Task statement: Find each line with the string "Cream" and copy it.

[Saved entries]
•••
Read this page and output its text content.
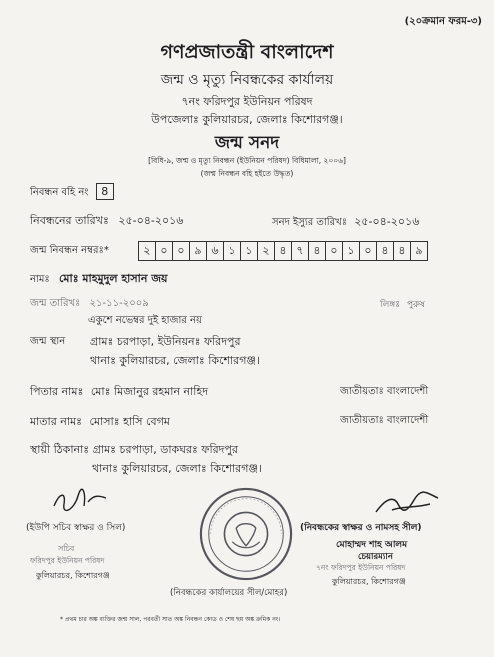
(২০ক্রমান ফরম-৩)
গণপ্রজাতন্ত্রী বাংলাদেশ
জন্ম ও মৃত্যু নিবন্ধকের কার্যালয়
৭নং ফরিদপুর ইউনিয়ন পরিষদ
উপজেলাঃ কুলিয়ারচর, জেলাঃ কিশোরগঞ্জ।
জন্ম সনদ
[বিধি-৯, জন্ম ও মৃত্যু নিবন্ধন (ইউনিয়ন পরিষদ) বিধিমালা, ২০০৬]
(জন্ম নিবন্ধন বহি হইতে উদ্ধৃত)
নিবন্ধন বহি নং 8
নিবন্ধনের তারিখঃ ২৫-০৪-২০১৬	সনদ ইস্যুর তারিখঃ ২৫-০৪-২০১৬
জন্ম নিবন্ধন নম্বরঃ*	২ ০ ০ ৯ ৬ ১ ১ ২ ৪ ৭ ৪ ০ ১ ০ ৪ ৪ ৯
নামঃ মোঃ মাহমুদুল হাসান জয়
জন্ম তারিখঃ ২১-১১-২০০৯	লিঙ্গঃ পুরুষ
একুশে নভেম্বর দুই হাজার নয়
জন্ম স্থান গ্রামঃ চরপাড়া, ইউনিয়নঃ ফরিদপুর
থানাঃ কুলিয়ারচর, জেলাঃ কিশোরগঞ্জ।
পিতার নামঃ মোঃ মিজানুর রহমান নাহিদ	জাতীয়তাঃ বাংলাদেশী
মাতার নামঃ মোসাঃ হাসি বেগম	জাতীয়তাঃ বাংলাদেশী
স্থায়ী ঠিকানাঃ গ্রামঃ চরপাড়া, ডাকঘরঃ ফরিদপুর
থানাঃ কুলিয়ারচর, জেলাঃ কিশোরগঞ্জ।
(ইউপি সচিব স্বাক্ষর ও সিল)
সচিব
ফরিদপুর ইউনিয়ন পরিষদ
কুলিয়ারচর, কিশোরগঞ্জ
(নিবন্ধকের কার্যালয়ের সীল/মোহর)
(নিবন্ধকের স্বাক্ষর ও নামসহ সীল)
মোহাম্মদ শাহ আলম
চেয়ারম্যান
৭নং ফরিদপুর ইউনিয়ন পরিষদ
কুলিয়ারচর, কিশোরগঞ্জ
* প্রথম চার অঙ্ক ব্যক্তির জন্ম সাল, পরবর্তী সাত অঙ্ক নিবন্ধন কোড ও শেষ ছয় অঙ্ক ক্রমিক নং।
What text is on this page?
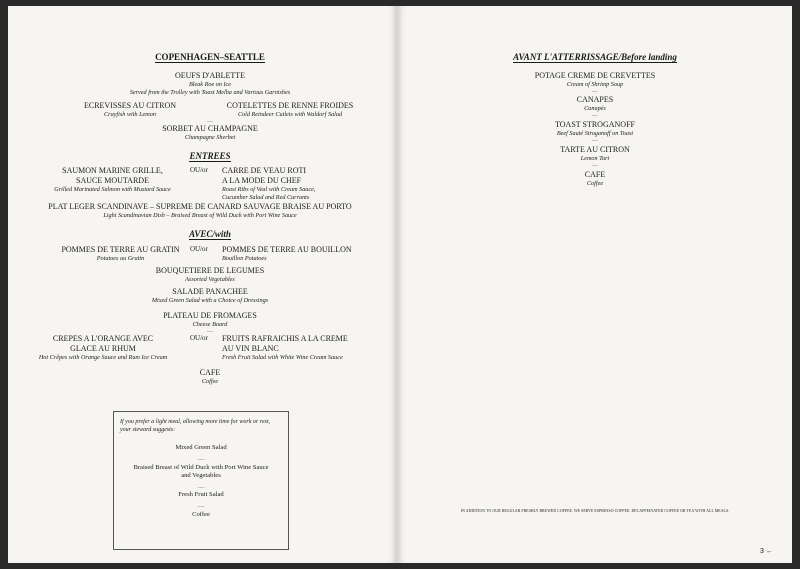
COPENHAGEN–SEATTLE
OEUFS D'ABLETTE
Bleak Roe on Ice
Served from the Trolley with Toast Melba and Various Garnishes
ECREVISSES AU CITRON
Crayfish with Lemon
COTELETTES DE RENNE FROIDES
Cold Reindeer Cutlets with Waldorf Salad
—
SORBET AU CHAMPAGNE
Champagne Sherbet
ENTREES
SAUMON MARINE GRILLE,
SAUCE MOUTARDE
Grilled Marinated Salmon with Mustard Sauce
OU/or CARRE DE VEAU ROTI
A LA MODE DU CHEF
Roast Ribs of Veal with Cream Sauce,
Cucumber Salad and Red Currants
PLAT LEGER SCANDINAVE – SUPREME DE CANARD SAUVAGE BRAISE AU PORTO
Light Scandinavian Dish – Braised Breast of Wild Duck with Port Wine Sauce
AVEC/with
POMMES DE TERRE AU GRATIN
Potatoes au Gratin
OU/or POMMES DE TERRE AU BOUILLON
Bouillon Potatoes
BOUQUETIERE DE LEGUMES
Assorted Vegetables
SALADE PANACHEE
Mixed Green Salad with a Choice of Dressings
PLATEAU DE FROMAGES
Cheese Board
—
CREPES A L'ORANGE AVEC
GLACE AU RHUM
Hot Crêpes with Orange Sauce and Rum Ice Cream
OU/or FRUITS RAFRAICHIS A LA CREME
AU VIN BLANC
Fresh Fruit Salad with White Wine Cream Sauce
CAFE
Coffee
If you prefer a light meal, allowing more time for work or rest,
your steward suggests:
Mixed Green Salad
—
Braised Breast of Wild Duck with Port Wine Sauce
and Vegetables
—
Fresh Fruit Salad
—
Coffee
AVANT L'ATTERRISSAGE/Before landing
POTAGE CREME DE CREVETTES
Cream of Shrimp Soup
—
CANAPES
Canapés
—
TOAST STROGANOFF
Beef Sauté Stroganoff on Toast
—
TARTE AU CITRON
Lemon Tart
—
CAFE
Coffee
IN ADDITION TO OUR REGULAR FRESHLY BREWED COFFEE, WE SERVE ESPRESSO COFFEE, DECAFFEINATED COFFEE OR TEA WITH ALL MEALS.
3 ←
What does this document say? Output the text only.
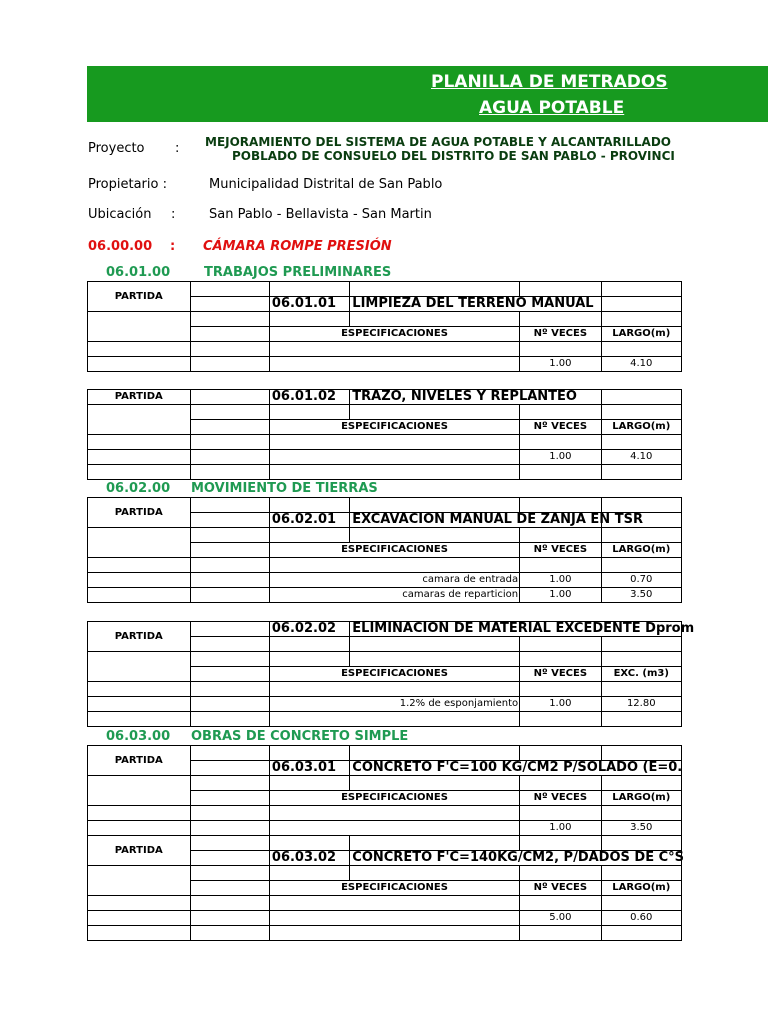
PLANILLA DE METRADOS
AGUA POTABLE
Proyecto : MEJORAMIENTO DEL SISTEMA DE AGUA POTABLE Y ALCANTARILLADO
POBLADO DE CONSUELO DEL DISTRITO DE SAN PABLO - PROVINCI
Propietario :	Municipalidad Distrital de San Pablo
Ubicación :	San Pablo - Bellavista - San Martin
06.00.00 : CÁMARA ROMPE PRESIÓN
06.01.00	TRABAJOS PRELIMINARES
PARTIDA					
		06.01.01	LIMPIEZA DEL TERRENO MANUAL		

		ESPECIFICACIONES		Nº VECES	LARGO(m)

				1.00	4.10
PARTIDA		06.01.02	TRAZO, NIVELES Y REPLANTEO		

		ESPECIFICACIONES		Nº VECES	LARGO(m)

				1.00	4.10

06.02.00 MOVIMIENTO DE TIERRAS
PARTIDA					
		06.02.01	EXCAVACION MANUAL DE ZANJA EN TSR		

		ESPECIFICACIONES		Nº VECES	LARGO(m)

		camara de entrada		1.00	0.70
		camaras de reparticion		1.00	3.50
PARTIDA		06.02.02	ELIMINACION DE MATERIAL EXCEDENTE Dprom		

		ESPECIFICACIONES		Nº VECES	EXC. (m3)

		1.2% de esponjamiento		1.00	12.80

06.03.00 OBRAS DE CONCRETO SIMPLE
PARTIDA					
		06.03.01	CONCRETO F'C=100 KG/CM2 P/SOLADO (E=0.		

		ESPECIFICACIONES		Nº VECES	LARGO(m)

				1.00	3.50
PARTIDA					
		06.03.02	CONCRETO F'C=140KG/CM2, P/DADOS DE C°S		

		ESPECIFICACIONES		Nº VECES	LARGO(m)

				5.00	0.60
•••
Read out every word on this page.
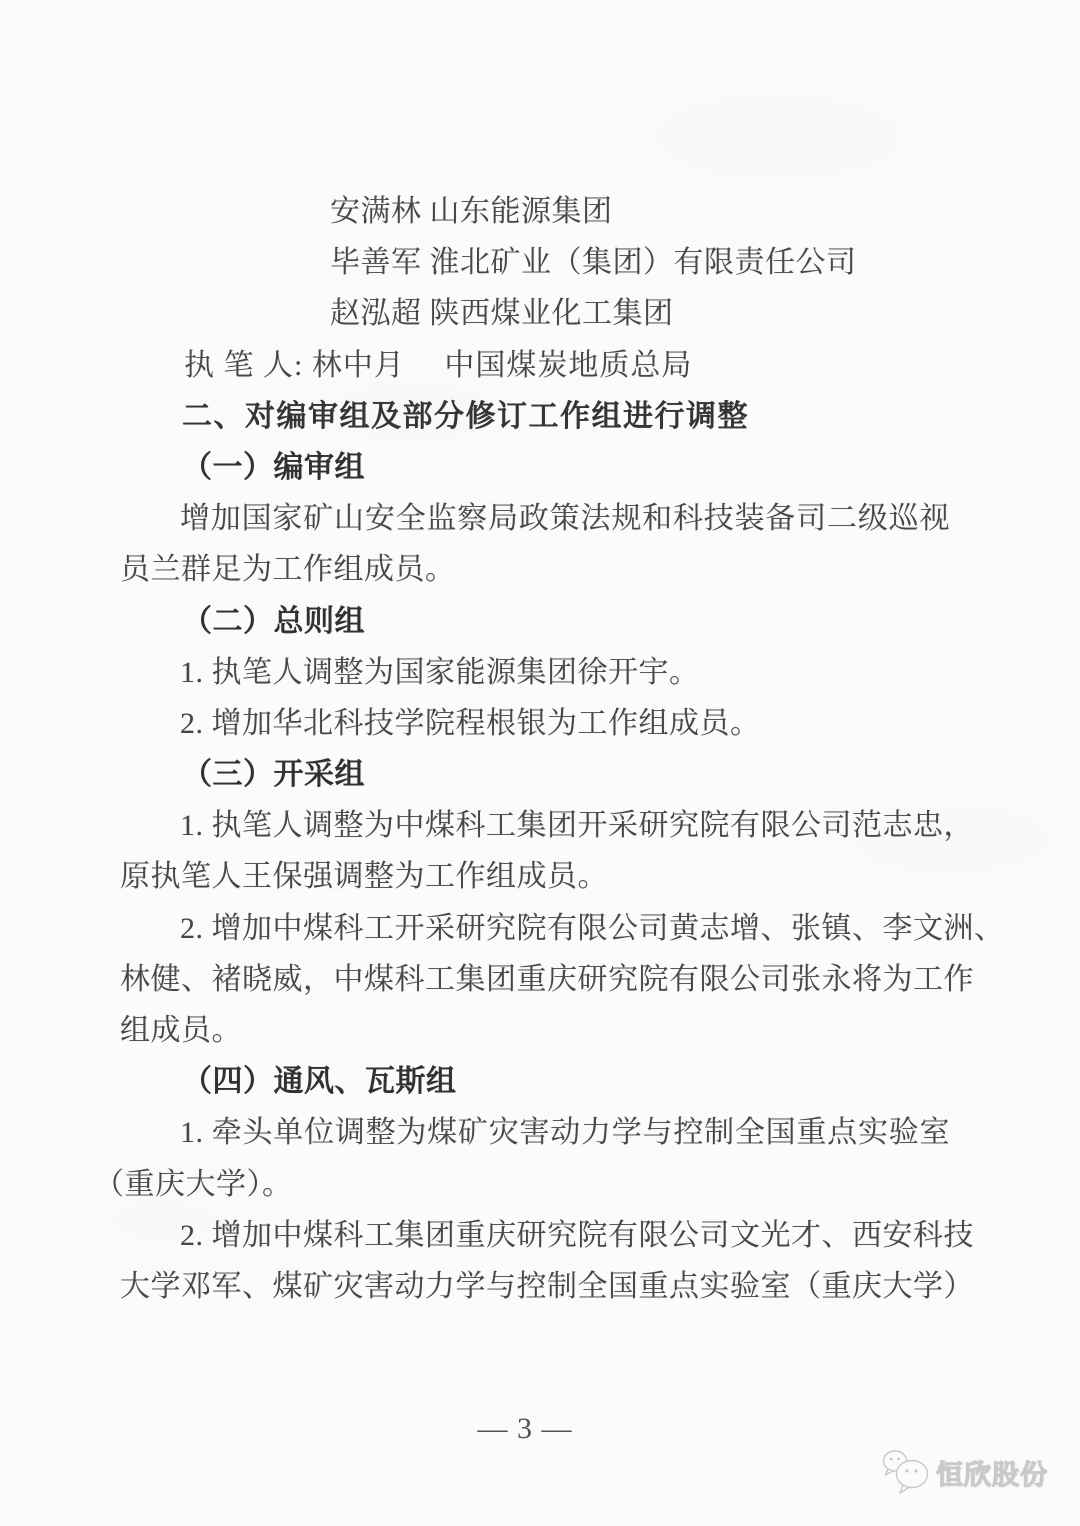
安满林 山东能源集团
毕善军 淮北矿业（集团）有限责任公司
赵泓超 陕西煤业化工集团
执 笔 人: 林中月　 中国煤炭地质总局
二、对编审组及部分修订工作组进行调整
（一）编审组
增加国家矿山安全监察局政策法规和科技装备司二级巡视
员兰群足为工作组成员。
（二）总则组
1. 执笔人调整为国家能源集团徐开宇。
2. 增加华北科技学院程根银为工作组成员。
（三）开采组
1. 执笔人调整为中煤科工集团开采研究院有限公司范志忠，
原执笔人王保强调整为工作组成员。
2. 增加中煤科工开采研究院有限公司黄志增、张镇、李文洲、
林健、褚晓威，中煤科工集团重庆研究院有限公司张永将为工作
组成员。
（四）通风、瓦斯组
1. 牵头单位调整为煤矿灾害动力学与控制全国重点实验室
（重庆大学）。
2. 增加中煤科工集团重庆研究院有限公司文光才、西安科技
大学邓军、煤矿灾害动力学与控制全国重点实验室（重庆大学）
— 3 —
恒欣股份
•••
Exercise response:
Roast Ribs of Veal with Cream Sauce,
Hot Crêpes with Orange Sauce and Rum Ice Cream
Fresh Fruit Salad with White Wine Cream Sauce
Cream of Shrimp Soup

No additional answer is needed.